(Saved data entries)
>>

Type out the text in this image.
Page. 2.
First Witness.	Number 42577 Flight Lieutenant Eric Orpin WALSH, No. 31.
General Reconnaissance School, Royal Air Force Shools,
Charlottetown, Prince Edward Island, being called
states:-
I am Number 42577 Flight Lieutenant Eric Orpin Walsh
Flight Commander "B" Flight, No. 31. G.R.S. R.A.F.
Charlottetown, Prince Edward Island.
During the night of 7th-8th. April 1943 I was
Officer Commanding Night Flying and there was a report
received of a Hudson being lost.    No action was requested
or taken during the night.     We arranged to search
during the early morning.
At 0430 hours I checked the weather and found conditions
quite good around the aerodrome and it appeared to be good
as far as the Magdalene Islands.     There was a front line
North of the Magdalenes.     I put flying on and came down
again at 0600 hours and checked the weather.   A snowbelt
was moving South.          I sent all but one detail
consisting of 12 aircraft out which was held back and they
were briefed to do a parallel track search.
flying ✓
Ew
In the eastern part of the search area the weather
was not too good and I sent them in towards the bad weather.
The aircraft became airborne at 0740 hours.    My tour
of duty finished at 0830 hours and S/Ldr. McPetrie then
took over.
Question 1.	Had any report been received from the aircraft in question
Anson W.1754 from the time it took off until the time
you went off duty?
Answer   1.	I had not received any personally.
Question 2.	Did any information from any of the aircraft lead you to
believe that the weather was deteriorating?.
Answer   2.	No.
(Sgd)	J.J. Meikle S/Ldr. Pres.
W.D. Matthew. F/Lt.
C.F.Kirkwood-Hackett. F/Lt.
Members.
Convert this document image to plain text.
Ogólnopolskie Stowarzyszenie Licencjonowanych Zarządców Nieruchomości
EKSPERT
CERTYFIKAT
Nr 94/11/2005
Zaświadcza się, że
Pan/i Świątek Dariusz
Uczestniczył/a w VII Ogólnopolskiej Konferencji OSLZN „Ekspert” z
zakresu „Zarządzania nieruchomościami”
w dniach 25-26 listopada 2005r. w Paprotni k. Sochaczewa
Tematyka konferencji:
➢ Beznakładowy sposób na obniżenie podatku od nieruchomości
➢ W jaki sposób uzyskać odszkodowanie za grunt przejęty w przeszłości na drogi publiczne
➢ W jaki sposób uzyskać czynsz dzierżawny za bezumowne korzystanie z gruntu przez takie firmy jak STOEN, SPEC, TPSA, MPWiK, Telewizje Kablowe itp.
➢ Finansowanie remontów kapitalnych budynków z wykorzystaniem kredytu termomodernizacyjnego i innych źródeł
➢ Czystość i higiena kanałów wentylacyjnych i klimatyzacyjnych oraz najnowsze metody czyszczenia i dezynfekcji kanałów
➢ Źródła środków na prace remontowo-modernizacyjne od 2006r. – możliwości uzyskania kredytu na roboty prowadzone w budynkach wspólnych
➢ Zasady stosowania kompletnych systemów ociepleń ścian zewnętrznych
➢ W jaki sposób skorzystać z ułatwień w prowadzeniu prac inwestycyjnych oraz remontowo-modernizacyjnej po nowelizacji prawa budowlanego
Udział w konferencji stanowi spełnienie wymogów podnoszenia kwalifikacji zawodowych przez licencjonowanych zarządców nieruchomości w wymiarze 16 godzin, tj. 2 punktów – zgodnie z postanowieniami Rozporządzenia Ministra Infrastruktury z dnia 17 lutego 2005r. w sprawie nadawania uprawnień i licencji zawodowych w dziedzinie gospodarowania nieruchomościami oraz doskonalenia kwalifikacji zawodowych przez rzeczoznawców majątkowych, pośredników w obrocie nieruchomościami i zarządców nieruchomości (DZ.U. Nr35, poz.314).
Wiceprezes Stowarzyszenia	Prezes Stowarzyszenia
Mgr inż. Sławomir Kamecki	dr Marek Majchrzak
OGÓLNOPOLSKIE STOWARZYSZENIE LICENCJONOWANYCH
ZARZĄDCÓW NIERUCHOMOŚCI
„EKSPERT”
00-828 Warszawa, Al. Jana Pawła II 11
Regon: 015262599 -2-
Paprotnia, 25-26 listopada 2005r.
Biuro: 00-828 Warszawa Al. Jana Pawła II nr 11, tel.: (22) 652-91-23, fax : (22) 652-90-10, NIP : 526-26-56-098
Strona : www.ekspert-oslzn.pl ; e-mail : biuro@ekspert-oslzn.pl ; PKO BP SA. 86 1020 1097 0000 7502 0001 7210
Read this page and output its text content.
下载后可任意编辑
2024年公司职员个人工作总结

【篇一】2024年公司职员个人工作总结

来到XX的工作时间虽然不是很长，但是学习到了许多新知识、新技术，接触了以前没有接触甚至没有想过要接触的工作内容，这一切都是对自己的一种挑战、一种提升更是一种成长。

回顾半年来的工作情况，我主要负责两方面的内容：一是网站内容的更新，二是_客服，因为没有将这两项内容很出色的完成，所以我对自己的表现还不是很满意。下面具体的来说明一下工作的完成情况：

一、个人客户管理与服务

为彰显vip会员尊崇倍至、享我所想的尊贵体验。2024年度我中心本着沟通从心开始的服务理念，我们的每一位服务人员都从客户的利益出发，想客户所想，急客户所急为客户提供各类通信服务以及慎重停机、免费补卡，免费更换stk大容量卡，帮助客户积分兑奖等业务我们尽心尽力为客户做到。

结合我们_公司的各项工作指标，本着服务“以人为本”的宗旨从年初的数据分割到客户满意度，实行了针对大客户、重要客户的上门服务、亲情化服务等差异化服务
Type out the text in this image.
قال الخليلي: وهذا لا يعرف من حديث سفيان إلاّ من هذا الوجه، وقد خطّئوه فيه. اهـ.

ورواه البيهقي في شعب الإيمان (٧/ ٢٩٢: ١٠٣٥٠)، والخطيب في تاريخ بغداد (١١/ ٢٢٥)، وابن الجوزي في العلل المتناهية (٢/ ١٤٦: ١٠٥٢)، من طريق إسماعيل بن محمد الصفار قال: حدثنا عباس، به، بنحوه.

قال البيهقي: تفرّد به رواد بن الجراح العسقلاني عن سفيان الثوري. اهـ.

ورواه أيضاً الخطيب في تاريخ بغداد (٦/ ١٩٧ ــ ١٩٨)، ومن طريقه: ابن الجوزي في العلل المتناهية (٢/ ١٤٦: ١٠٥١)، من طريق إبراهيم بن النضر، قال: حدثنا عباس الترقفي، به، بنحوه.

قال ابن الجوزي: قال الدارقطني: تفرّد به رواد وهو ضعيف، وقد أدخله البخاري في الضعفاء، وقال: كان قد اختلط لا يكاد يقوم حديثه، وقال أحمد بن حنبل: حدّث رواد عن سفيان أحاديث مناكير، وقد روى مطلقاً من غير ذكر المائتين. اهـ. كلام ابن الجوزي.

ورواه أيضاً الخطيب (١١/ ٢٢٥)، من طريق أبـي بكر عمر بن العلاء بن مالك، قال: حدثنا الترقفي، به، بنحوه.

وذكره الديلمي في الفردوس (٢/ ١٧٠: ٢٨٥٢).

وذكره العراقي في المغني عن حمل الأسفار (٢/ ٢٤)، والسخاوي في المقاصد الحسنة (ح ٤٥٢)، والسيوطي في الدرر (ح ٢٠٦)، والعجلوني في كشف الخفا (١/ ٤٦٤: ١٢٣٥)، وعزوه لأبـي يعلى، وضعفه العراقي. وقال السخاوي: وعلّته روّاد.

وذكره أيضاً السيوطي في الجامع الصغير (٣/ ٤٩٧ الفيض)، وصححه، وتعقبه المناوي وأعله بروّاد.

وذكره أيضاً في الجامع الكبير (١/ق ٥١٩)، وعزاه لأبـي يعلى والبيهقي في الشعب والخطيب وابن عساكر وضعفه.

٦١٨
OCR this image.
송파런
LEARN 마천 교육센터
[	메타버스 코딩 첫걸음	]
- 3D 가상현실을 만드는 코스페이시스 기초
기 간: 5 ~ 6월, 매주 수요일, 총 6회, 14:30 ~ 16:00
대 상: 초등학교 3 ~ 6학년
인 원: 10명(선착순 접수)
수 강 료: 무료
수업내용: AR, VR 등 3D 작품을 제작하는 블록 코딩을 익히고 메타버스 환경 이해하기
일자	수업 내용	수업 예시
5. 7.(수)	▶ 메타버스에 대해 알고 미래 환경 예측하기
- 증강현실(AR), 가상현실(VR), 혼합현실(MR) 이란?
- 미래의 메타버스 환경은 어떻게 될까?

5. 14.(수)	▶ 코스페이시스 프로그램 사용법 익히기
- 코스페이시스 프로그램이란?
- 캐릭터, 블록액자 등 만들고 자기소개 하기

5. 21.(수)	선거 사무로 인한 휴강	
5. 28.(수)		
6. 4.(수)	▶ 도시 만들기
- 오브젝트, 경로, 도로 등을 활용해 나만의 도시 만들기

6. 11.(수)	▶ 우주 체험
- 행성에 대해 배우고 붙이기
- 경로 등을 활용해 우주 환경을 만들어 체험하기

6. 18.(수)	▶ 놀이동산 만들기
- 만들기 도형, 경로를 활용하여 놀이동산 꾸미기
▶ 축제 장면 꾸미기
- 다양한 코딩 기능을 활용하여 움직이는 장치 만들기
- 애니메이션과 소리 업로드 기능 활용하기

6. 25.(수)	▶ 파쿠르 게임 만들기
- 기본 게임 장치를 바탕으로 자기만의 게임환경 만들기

<<

_Given task_: Everything from the line with "OCR this image." to the end of the listing above needs to be duplicated exactly, both end lines included, with nothing more.

_Expected output_:
OCR this image.
송파런
LEARN 마천 교육센터
[	메타버스 코딩 첫걸음	]
- 3D 가상현실을 만드는 코스페이시스 기초
기 간: 5 ~ 6월, 매주 수요일, 총 6회, 14:30 ~ 16:00
대 상: 초등학교 3 ~ 6학년
인 원: 10명(선착순 접수)
수 강 료: 무료
수업내용: AR, VR 등 3D 작품을 제작하는 블록 코딩을 익히고 메타버스 환경 이해하기
일자	수업 내용	수업 예시
5. 7.(수)	▶ 메타버스에 대해 알고 미래 환경 예측하기
- 증강현실(AR), 가상현실(VR), 혼합현실(MR) 이란?
- 미래의 메타버스 환경은 어떻게 될까?

5. 14.(수)	▶ 코스페이시스 프로그램 사용법 익히기
- 코스페이시스 프로그램이란?
- 캐릭터, 블록액자 등 만들고 자기소개 하기

5. 21.(수)	선거 사무로 인한 휴강	
5. 28.(수)		
6. 4.(수)	▶ 도시 만들기
- 오브젝트, 경로, 도로 등을 활용해 나만의 도시 만들기

6. 11.(수)	▶ 우주 체험
- 행성에 대해 배우고 붙이기
- 경로 등을 활용해 우주 환경을 만들어 체험하기

6. 18.(수)	▶ 놀이동산 만들기
- 만들기 도형, 경로를 활용하여 놀이동산 꾸미기
▶ 축제 장면 꾸미기
- 다양한 코딩 기능을 활용하여 움직이는 장치 만들기
- 애니메이션과 소리 업로드 기능 활용하기

6. 25.(수)	▶ 파쿠르 게임 만들기
- 기본 게임 장치를 바탕으로 자기만의 게임환경 만들기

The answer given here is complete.